- THE INPUT
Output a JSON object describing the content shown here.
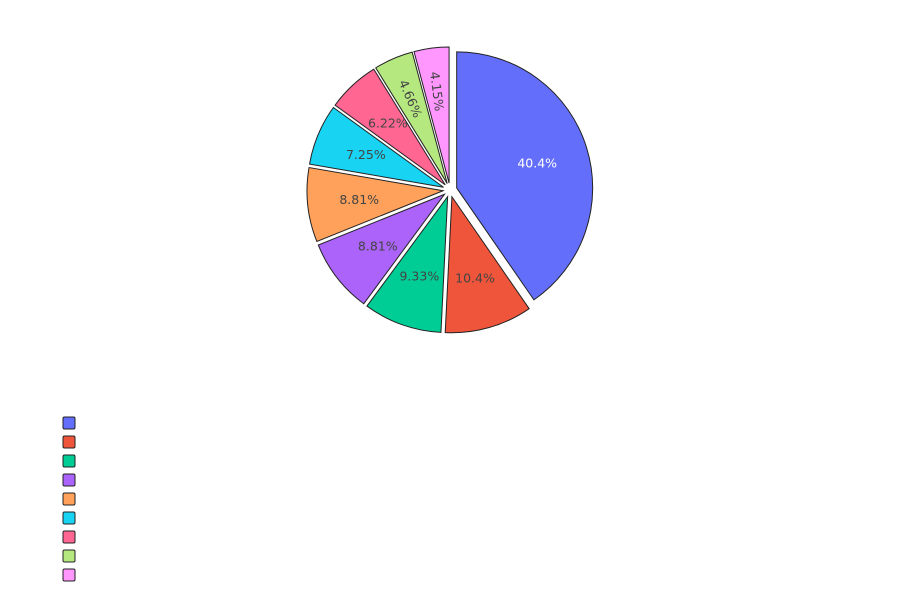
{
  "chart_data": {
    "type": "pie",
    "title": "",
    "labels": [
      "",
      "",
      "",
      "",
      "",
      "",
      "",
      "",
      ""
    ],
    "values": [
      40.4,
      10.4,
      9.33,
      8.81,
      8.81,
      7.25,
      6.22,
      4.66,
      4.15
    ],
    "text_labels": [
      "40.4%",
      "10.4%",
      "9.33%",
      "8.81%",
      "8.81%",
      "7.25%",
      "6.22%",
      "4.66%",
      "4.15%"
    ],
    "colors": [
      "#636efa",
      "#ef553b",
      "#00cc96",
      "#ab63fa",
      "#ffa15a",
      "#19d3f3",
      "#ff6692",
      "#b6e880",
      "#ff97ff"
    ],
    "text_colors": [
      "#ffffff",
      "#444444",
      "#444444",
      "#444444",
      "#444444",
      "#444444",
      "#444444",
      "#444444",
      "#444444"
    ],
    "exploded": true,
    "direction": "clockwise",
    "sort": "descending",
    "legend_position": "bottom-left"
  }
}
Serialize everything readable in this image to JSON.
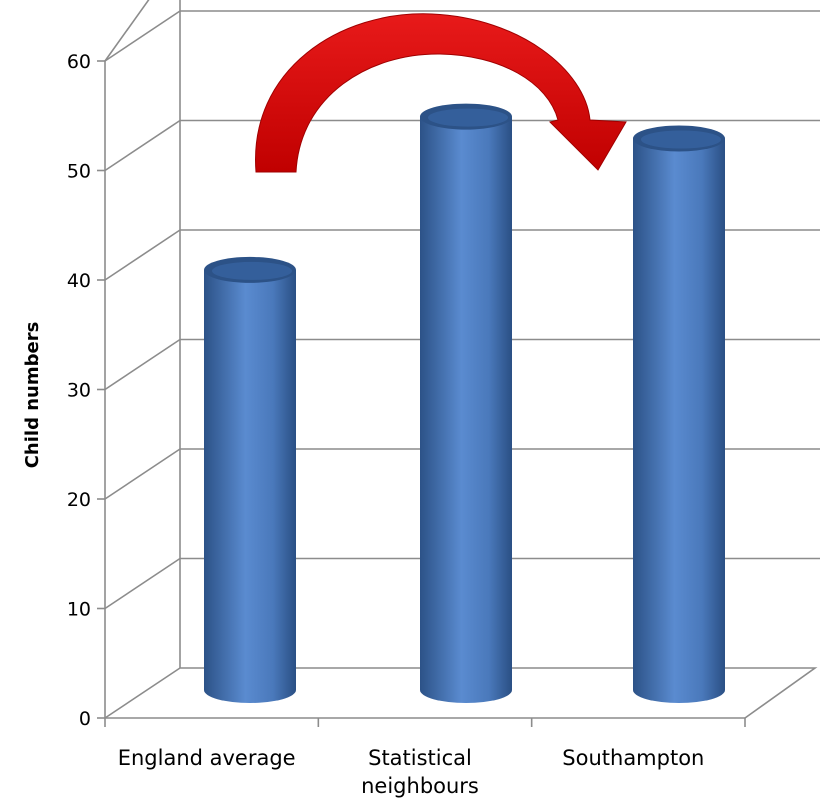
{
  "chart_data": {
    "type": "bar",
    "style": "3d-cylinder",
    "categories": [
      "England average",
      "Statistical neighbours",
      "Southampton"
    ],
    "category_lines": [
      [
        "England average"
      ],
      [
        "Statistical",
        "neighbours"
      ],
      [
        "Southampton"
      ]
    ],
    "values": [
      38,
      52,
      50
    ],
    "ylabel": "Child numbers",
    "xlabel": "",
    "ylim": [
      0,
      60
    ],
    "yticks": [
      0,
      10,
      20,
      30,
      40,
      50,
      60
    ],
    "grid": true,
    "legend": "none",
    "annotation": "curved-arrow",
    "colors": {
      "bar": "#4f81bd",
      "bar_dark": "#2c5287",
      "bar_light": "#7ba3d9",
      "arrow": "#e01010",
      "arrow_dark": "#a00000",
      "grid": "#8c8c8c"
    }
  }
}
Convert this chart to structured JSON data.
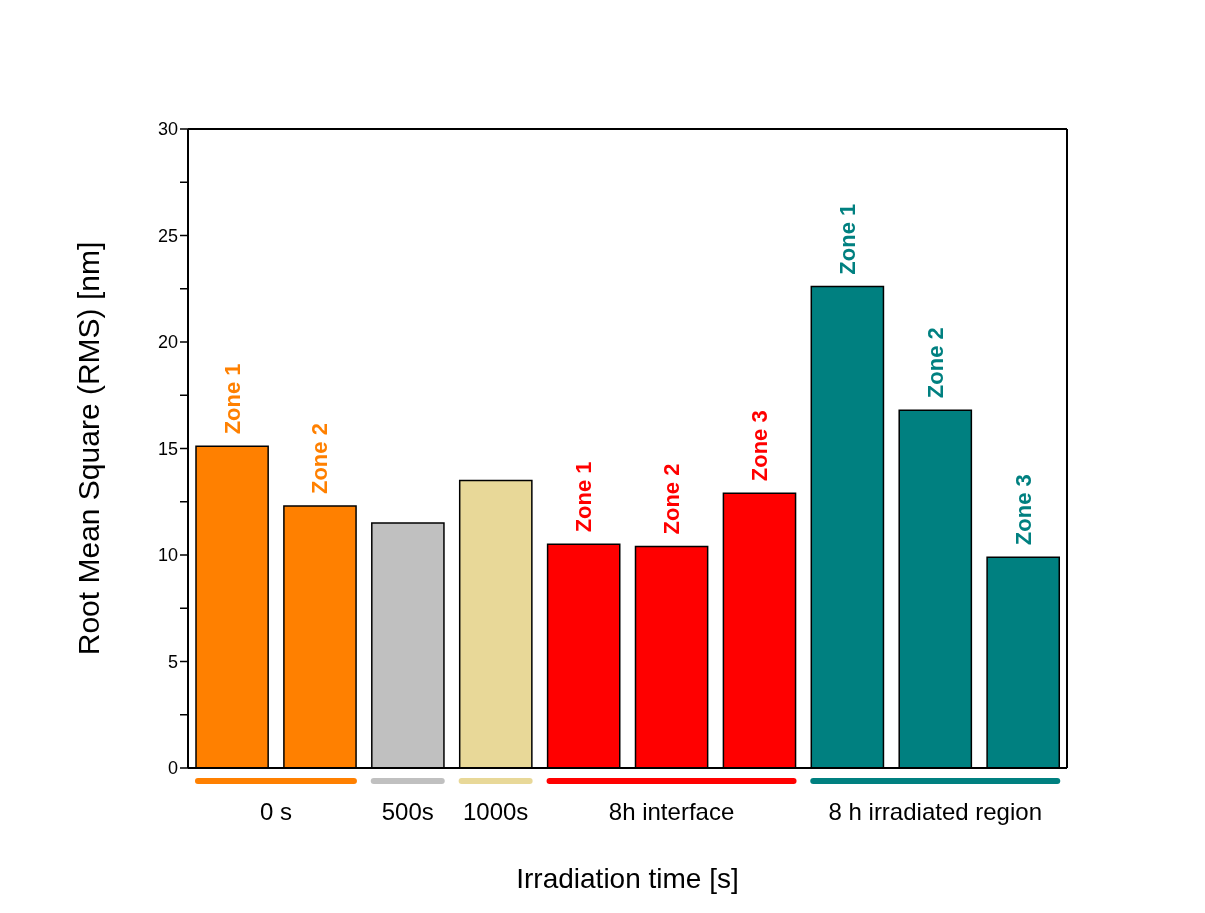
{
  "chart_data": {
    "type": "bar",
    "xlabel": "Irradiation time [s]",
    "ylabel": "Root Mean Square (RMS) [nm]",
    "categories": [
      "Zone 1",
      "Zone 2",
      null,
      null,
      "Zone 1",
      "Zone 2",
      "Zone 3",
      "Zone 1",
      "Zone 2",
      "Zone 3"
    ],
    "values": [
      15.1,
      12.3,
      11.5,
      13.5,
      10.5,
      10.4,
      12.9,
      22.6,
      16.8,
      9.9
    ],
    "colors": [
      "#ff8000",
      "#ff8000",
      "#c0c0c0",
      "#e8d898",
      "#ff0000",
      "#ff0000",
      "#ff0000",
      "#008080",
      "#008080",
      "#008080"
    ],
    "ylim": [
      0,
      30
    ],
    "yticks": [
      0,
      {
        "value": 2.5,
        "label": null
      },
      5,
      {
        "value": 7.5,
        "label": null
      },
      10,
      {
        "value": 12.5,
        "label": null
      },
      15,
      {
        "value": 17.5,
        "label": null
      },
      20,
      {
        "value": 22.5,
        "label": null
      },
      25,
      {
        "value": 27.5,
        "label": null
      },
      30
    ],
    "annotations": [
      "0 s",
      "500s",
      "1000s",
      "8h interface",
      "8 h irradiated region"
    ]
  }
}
==
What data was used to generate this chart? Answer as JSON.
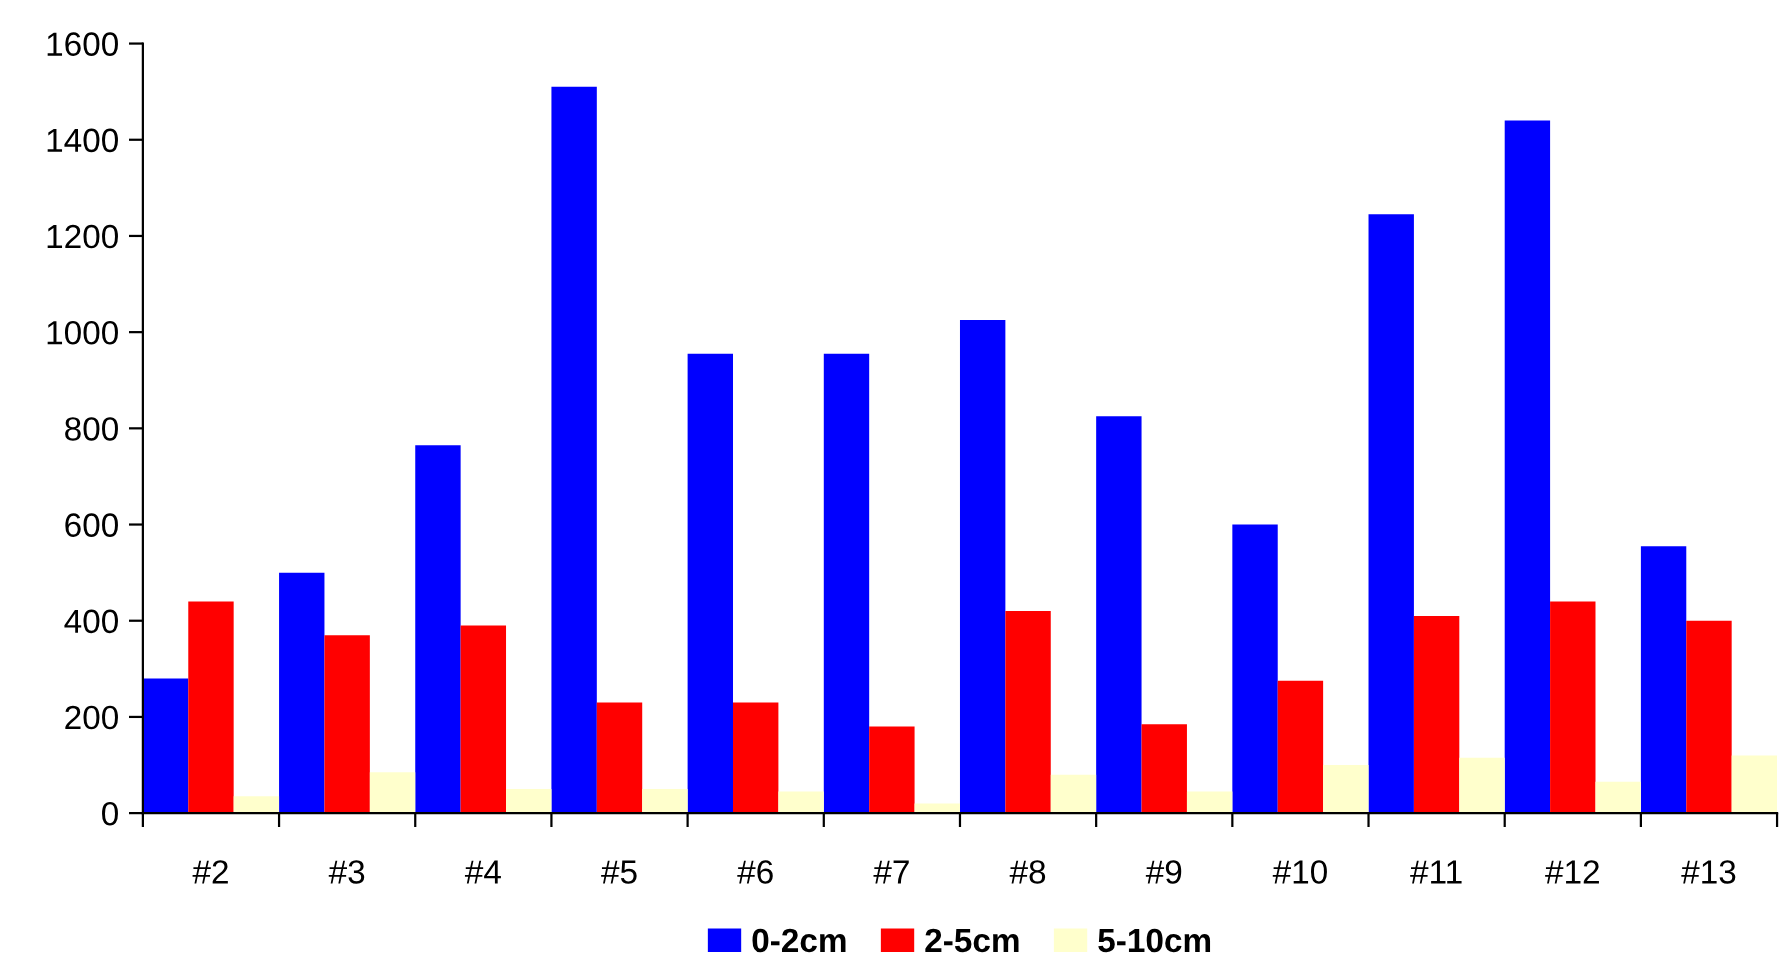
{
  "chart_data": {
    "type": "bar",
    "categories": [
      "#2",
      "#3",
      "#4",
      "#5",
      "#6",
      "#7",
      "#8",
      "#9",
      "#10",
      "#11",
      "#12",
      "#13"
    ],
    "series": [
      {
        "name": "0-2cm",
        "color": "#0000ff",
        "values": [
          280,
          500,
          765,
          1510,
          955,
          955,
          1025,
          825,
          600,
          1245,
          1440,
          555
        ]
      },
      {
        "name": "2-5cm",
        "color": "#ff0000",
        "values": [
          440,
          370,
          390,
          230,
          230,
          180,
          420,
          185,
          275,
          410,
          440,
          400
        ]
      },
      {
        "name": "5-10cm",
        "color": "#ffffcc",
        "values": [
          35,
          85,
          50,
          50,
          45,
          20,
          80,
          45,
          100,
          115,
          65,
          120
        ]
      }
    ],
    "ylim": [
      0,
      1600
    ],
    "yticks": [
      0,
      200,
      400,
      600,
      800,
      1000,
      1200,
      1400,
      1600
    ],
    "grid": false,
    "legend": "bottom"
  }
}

- YOUR GOAL
What is the number of lines in the data above that include the word "bottom"? Answer with that number only.

- RESPONSE
2